* start DATA LINES *

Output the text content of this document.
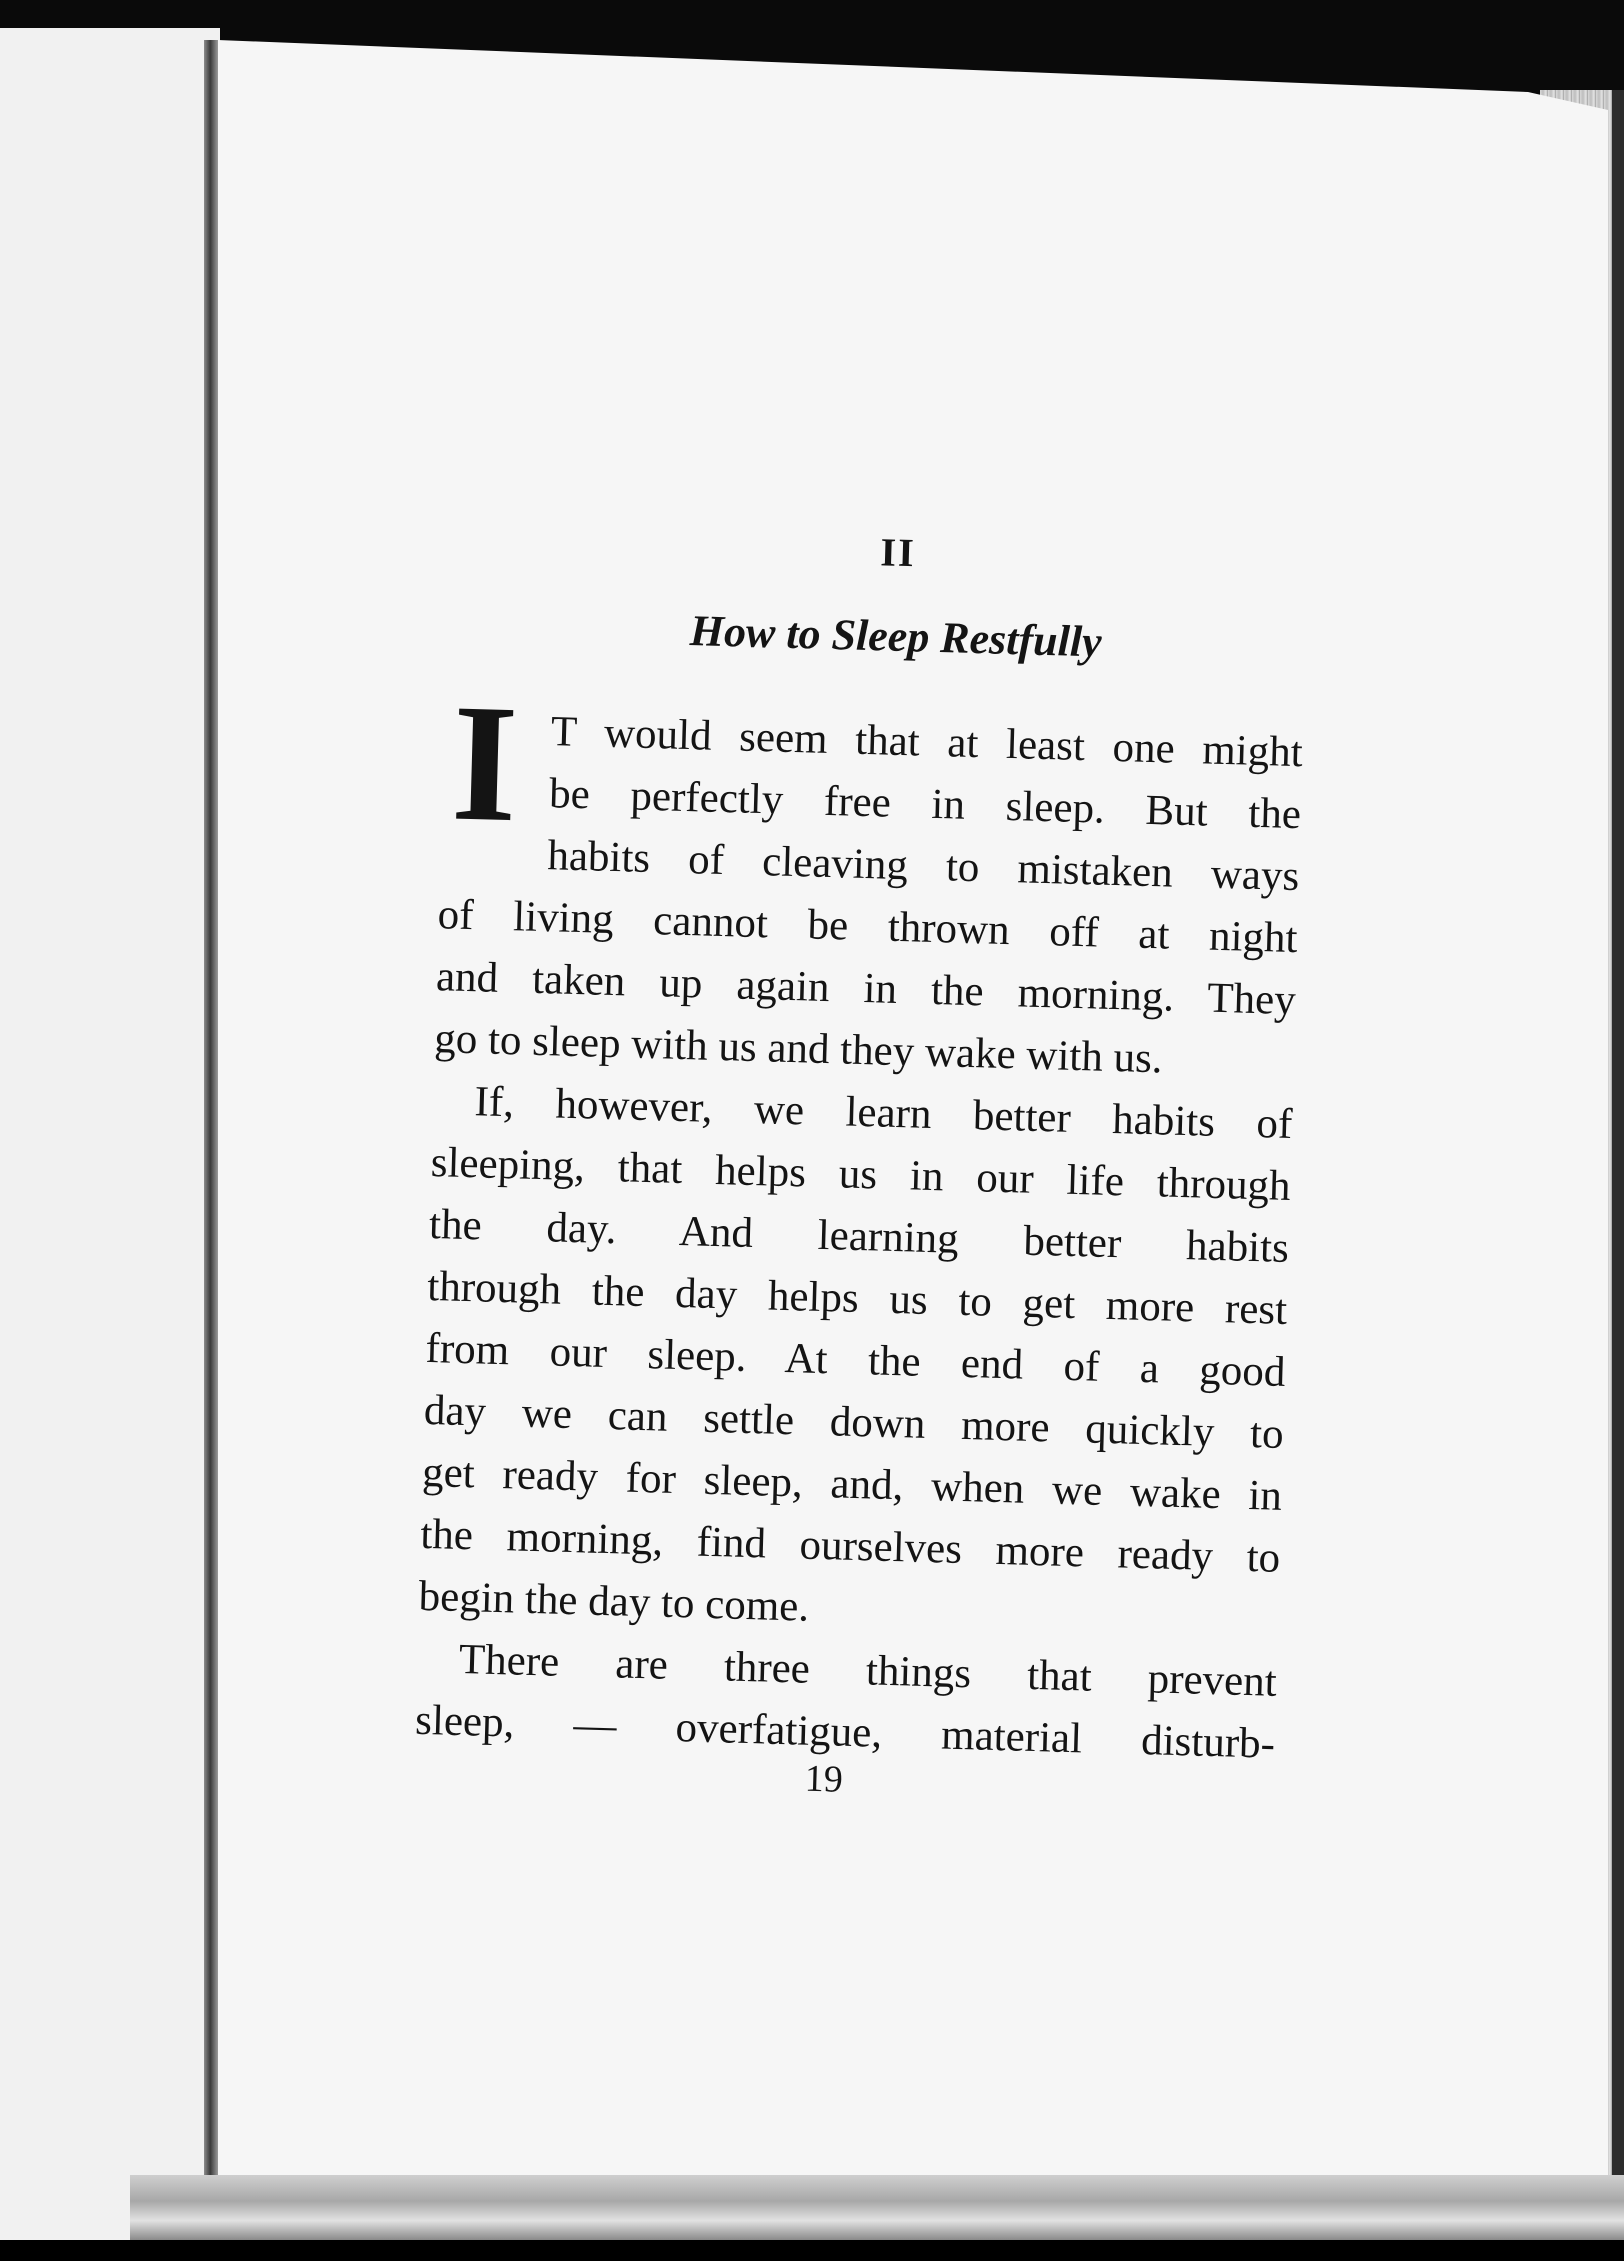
II
How to Sleep Restfully
I T would seem that at least one might
be perfectly free in sleep. But the
habits of cleaving to mistaken ways
of living cannot be thrown off at night
and taken up again in the morning. They
go to sleep with us and they wake with us.
If, however, we learn better habits of
sleeping, that helps us in our life through
the day. And learning better habits
through the day helps us to get more rest
from our sleep. At the end of a good
day we can settle down more quickly to
get ready for sleep, and, when we wake in
the morning, find ourselves more ready to
begin the day to come.
There are three things that prevent
sleep, — overfatigue, material disturb-
19
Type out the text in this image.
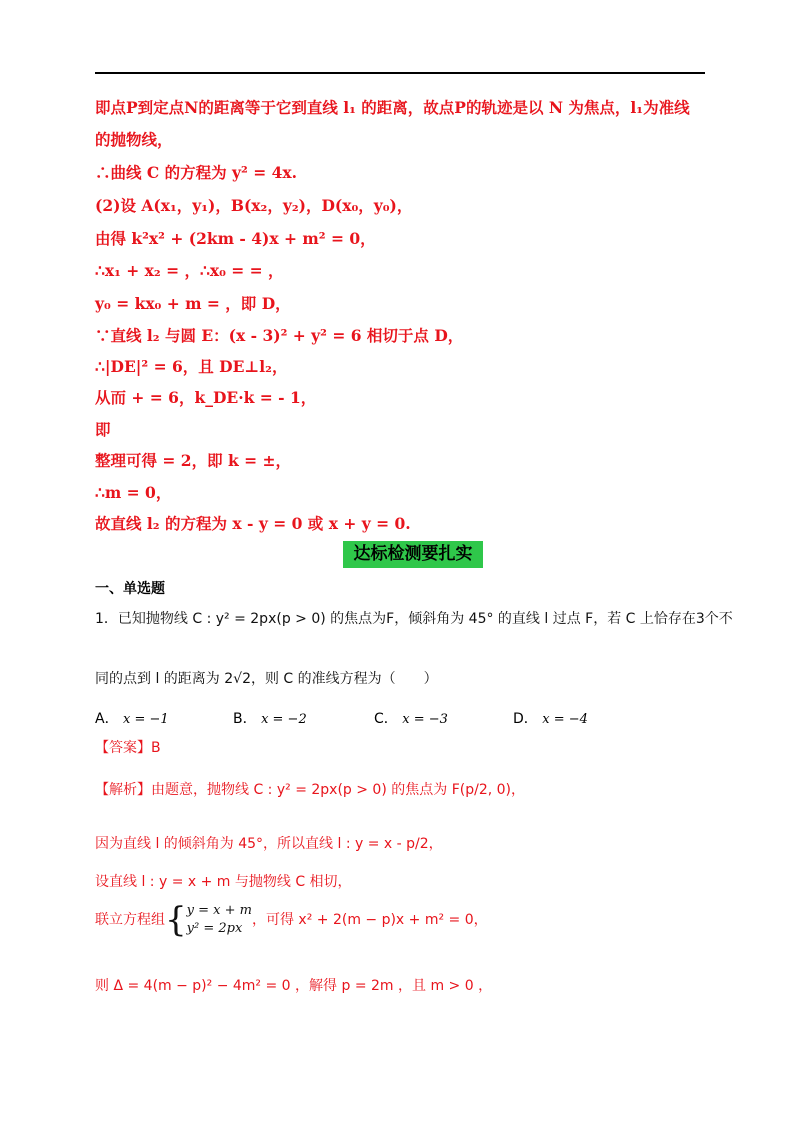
即点P到定点N的距离等于它到直线 l₁ 的距离，故点P的轨迹是以 N 为焦点，l₁为准线
的抛物线，
∴曲线 C 的方程为 y² = 4x.
(2)设 A(x₁，y₁)，B(x₂，y₂)，D(x₀，y₀)，
由得 k²x² + (2km - 4)x + m² = 0，
∴x₁ + x₂ = ，∴x₀ = = ，
y₀ = kx₀ + m = ，即 D，
∵直线 l₂ 与圆 E：(x - 3)² + y² = 6 相切于点 D，
∴|DE|² = 6，且 DE⊥l₂，
从而 + = 6，k_DE·k = - 1，
即
整理可得 = 2，即 k = ±，
∴m = 0，
故直线 l₂ 的方程为 x - y = 0 或 x + y = 0.
达标检测要扎实
一、单选题
1．已知抛物线 C : y² = 2px(p > 0) 的焦点为F，倾斜角为 45° 的直线 l 过点 F，若 C 上恰存在3个不
同的点到 l 的距离为 2√2，则 C 的准线方程为（　　）
A． x = −1	B． x = −2	C． x = −3	D． x = −4
【答案】B
【解析】由题意，抛物线 C : y² = 2px(p > 0) 的焦点为 F(p/2, 0)，
因为直线 l 的倾斜角为 45°，所以直线 l : y = x - p/2，
设直线 l : y = x + m 与抛物线 C 相切，
联立方程组{ y = x + m
y² = 2px
，可得 x² + 2(m − p)x + m² = 0，
则 Δ = 4(m − p)² − 4m² = 0 ，解得 p = 2m ，且 m > 0 ，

* end DATA LINES *

WORK TO BE COMPLETED ::
Determine how many lines of the data contain "habits" and give nothing but that number.

TASK SOLUTION ::
3